Job —
Search the records for "this" and copy each line that holds it.

━━ Information given ━━

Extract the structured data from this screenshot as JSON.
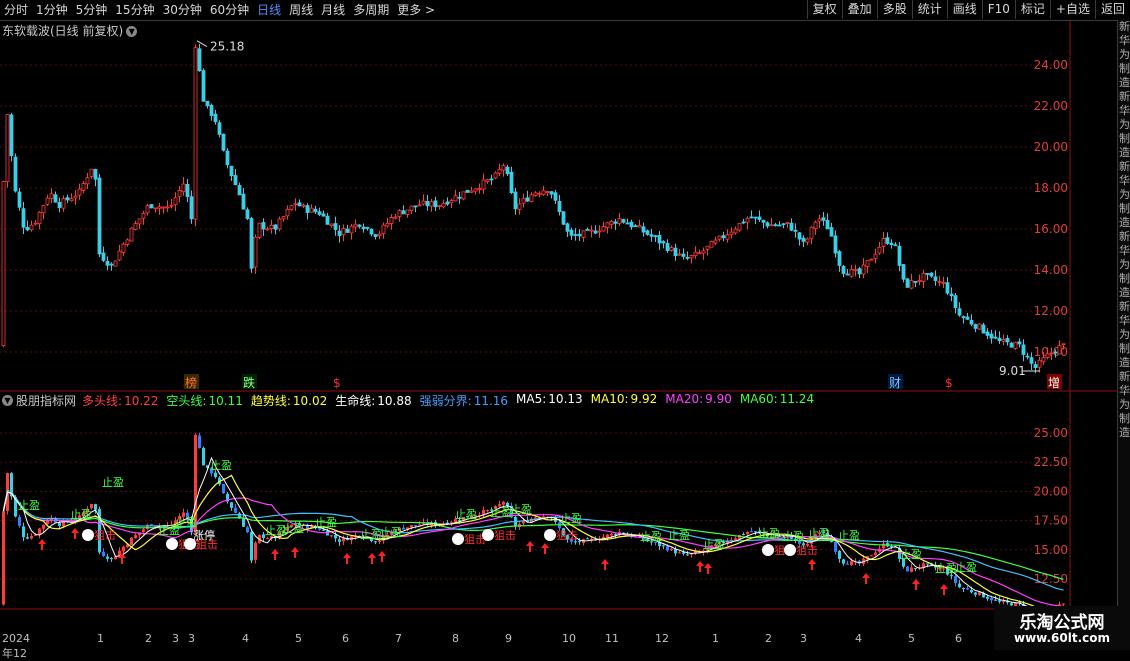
{
  "toolbar": {
    "periods": [
      "分时",
      "1分钟",
      "5分钟",
      "15分钟",
      "30分钟",
      "60分钟",
      "日线",
      "周线",
      "月线",
      "多周期",
      "更多 >"
    ],
    "active_period": "日线",
    "buttons": [
      "复权",
      "叠加",
      "多股",
      "统计",
      "画线",
      "F10",
      "标记",
      "+自选",
      "返回"
    ]
  },
  "price_panel": {
    "title": "东软载波(日线 前复权)",
    "high_label": "25.18",
    "low_label": "9.01",
    "y_ticks": [
      "24.00",
      "22.00",
      "20.00",
      "18.00",
      "16.00",
      "14.00",
      "12.00",
      "10.00"
    ],
    "event_markers": [
      "榜",
      "跌",
      "$",
      "财",
      "$",
      "增"
    ]
  },
  "indicator_panel": {
    "name": "股朋指标网",
    "values": [
      {
        "label": "多头线:",
        "value": "10.22",
        "color": "#ff4040"
      },
      {
        "label": "空头线:",
        "value": "10.11",
        "color": "#40ff40"
      },
      {
        "label": "趋势线:",
        "value": "10.02",
        "color": "#ffff40"
      },
      {
        "label": "生命线:",
        "value": "10.88",
        "color": "#ffffff"
      },
      {
        "label": "强弱分界:",
        "value": "11.16",
        "color": "#40a0ff"
      },
      {
        "label": "MA5:",
        "value": "10.13",
        "color": "#ffffff"
      },
      {
        "label": "MA10:",
        "value": "9.92",
        "color": "#ffff40"
      },
      {
        "label": "MA20:",
        "value": "9.90",
        "color": "#ff40ff"
      },
      {
        "label": "MA60:",
        "value": "11.24",
        "color": "#40ff40"
      }
    ],
    "y_ticks": [
      "25.00",
      "22.50",
      "20.00",
      "17.50",
      "15.00",
      "12.50"
    ],
    "signal_labels": [
      "止盈",
      "狙击",
      "涨停"
    ]
  },
  "date_axis": [
    "2024年12",
    "1",
    "2",
    "3",
    "3",
    "4",
    "5",
    "6",
    "7",
    "8",
    "9",
    "10",
    "11",
    "12",
    "1",
    "2",
    "3",
    "4",
    "5",
    "6"
  ],
  "side_chars": [
    "新",
    "华",
    "为",
    "制",
    "造"
  ],
  "watermark": {
    "line1": "乐淘公式网",
    "line2": "www.60lt.com"
  }
}
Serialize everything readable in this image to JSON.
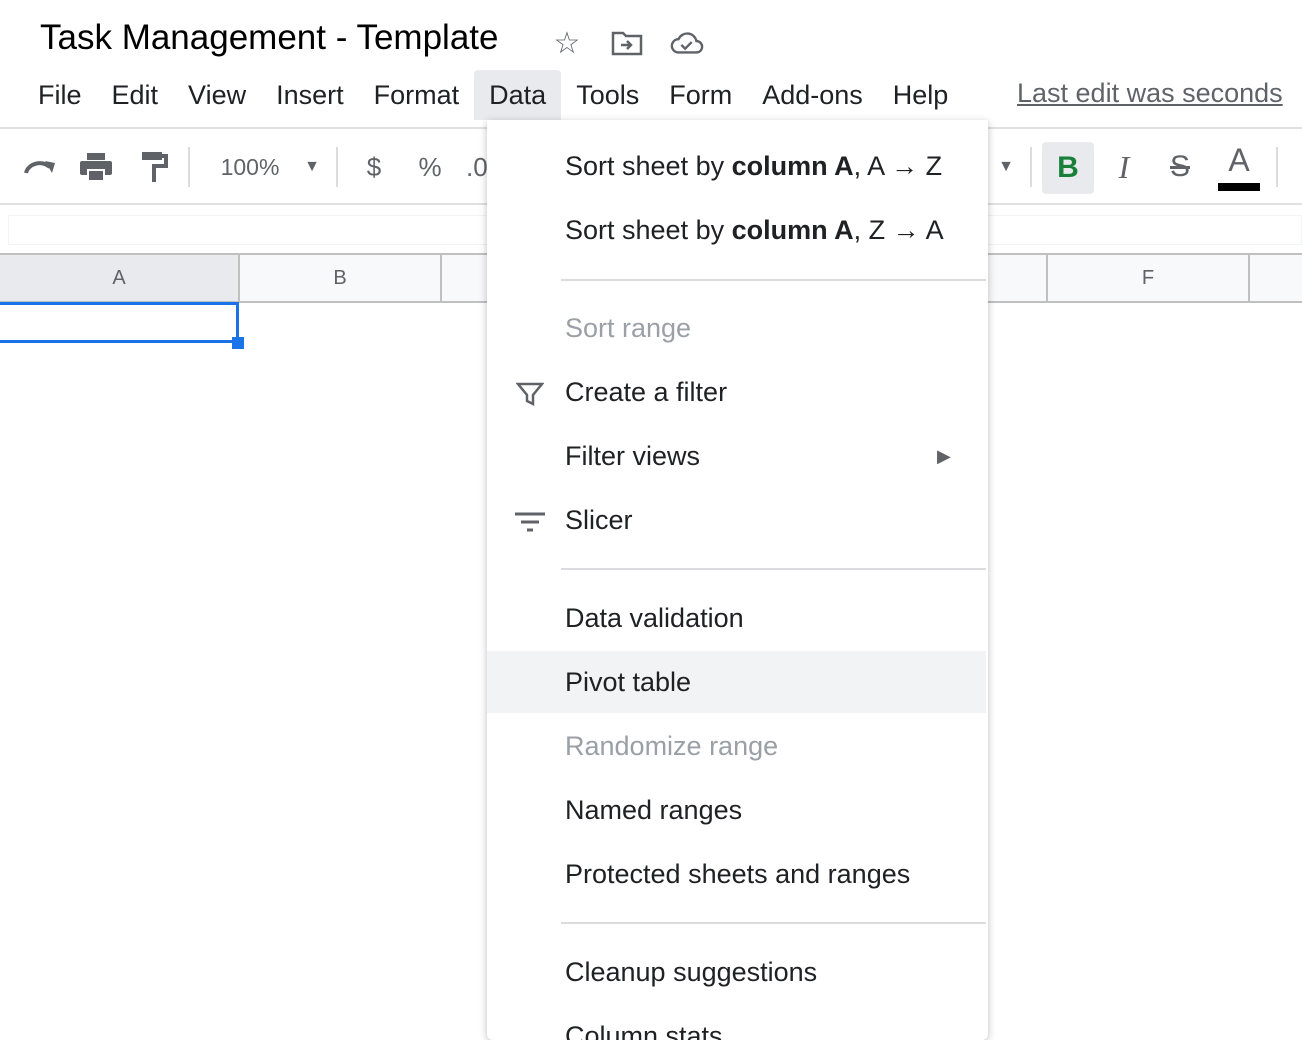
{
  "title": "Task Management - Template",
  "title_icons": [
    "star-icon",
    "move-to-folder-icon",
    "cloud-saved-icon"
  ],
  "menubar": {
    "items": [
      "File",
      "Edit",
      "View",
      "Insert",
      "Format",
      "Data",
      "Tools",
      "Form",
      "Add-ons",
      "Help"
    ],
    "active": "Data",
    "last_edit": "Last edit was seconds"
  },
  "toolbar": {
    "zoom": "100%",
    "currency": "$",
    "percent": "%",
    "decimal": ".0",
    "bold": "B",
    "italic": "I",
    "strike": "S",
    "text_color": "A",
    "bold_color": "#188038",
    "text_color_bar": "#000000"
  },
  "columns": [
    "A",
    "B",
    "F"
  ],
  "data_menu": {
    "items": [
      {
        "pre": "Sort sheet by ",
        "bold": "column A",
        "post": ", A → Z"
      },
      {
        "pre": "Sort sheet by ",
        "bold": "column A",
        "post": ", Z → A"
      },
      {
        "label": "Sort range",
        "disabled": true
      },
      {
        "label": "Create a filter",
        "icon": "filter-icon"
      },
      {
        "label": "Filter views",
        "submenu": true
      },
      {
        "label": "Slicer",
        "icon": "slicer-icon"
      },
      {
        "label": "Data validation"
      },
      {
        "label": "Pivot table",
        "highlighted": true
      },
      {
        "label": "Randomize range",
        "disabled": true
      },
      {
        "label": "Named ranges"
      },
      {
        "label": "Protected sheets and ranges"
      },
      {
        "label": "Cleanup suggestions"
      },
      {
        "label": "Column stats"
      }
    ]
  },
  "colors": {
    "accent": "#1a73e8",
    "hover": "#f1f3f4"
  }
}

━━━

Task response —
Extract the structured data from this screenshot as JSON.
Serialize everything readable in this image to JSON.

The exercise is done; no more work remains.